[Recorded data]

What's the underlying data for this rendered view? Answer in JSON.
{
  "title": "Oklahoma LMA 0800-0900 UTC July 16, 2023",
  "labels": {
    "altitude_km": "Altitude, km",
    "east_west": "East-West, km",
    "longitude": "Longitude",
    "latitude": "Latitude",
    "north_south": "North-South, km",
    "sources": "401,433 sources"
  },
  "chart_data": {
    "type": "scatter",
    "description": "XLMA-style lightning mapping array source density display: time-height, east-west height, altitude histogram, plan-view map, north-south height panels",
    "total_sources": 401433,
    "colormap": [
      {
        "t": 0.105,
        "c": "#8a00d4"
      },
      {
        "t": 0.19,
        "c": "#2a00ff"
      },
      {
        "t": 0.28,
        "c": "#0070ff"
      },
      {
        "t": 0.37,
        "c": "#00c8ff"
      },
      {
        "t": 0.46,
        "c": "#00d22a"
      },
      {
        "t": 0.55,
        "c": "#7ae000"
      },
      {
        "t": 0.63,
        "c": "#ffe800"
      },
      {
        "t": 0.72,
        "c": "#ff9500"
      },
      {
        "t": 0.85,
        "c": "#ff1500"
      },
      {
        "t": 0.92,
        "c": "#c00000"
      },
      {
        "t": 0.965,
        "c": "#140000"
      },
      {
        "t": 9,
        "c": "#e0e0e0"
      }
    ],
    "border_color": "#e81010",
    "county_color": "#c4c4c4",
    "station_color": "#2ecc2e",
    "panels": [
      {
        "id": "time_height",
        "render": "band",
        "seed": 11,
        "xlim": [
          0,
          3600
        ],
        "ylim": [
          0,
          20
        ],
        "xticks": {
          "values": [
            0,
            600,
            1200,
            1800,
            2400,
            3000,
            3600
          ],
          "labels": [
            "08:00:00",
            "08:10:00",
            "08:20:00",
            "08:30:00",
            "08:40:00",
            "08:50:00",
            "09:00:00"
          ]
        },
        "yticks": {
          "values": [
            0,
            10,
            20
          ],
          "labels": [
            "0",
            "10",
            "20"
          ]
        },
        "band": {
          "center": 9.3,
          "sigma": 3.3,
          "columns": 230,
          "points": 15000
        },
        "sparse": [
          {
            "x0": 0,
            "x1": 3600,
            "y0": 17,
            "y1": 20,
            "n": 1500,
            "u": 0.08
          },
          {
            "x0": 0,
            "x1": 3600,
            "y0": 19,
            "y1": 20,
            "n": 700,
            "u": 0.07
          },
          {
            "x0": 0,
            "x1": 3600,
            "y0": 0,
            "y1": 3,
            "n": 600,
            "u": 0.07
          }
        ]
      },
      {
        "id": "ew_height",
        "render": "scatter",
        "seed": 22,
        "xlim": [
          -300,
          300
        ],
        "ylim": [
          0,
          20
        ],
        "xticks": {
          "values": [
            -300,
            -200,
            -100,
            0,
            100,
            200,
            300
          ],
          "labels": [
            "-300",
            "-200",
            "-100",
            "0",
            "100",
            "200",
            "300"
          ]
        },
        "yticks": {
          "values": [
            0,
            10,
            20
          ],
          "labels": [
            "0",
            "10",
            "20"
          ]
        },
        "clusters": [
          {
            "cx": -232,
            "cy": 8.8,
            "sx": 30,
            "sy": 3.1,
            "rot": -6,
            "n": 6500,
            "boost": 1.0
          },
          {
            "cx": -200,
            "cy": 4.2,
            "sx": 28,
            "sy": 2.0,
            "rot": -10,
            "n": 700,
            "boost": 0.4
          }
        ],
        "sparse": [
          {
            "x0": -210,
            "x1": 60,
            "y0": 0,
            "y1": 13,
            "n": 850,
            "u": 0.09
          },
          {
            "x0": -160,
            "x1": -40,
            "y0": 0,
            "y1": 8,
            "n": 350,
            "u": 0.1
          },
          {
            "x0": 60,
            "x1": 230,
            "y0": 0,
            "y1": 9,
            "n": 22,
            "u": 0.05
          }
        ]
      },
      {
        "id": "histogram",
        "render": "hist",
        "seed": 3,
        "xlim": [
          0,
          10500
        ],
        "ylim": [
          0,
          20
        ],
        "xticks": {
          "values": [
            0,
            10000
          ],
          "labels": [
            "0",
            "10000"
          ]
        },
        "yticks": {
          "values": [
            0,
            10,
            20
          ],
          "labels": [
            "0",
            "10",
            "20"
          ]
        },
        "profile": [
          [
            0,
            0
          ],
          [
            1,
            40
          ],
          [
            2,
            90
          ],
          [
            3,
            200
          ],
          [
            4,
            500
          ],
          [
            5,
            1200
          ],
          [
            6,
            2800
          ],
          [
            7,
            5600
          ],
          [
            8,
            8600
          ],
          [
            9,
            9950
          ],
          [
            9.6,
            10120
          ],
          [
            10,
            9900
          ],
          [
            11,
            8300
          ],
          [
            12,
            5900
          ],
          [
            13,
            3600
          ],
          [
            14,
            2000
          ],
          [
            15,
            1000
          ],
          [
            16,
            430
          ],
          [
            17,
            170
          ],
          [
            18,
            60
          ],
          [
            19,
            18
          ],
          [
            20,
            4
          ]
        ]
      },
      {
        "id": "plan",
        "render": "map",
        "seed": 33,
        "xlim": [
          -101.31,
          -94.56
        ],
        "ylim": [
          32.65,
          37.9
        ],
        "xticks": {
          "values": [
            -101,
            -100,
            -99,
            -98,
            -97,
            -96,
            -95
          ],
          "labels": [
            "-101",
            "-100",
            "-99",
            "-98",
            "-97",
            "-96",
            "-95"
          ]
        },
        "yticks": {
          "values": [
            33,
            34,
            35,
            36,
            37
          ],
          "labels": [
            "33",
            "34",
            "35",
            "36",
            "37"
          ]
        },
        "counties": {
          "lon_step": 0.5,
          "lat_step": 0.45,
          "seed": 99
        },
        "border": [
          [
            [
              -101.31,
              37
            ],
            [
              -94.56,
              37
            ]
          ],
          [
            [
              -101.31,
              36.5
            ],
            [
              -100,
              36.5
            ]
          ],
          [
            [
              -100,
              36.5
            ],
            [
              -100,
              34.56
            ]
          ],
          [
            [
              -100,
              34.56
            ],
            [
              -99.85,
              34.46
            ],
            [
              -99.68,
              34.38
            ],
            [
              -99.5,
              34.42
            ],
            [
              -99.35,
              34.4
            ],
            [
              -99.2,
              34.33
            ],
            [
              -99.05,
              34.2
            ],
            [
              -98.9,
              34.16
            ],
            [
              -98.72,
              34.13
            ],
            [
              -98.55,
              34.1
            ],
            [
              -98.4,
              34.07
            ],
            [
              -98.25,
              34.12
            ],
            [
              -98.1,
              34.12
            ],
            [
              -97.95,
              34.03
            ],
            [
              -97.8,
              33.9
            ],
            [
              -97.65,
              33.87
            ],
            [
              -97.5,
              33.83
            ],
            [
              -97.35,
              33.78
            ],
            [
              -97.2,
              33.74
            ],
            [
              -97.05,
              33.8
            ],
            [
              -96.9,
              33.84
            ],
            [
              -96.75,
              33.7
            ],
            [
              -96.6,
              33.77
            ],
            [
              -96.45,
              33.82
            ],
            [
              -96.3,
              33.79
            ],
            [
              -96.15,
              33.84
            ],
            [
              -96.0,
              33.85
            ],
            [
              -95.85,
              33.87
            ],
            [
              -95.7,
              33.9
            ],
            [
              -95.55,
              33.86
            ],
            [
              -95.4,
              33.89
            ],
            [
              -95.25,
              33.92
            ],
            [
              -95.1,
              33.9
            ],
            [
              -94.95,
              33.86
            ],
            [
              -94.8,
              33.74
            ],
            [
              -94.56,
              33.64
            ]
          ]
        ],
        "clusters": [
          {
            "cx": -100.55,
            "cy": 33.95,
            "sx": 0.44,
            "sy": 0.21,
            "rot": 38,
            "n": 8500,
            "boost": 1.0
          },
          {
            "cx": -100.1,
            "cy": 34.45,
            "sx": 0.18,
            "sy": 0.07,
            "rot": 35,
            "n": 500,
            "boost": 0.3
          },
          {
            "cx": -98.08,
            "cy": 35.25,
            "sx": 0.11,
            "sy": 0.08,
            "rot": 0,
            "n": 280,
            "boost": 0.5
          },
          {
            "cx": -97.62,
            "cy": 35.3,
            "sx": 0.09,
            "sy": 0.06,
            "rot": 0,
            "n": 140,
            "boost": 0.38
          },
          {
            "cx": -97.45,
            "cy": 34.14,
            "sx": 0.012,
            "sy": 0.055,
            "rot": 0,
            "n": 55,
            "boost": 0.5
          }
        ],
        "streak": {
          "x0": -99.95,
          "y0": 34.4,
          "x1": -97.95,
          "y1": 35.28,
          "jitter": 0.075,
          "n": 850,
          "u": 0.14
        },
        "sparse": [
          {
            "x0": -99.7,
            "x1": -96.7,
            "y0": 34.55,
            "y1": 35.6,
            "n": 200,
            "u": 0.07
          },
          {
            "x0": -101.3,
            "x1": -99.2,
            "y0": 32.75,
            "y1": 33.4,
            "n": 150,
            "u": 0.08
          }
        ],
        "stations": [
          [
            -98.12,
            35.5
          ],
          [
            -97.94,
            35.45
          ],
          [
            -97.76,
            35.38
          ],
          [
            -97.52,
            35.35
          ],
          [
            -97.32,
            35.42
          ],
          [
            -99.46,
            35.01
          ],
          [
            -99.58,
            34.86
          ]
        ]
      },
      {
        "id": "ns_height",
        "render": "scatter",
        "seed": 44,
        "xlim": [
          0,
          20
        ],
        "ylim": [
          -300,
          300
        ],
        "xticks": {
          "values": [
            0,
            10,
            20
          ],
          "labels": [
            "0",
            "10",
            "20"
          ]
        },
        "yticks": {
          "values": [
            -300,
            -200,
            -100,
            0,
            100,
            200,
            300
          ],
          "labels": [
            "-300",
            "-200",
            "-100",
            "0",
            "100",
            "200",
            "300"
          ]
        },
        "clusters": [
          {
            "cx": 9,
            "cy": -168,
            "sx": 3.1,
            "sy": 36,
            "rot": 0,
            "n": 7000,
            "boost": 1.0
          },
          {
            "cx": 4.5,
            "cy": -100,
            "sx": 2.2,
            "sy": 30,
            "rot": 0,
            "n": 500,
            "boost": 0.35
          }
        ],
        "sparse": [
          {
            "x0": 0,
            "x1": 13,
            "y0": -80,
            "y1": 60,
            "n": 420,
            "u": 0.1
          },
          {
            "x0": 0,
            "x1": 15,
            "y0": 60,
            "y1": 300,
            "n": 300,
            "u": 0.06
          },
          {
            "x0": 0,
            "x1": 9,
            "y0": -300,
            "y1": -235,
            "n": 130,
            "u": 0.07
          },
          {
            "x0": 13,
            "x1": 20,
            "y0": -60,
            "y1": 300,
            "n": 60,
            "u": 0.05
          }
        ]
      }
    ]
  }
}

[Problem description] Pick out each line in the material containing "view".

[Full answer]
What's the underlying data for this rendered view? Answer in JSON.
    "description": "XLMA-style lightning mapping array source density display: time-height, east-west height, altitude histogram, plan-view map, north-south height panels",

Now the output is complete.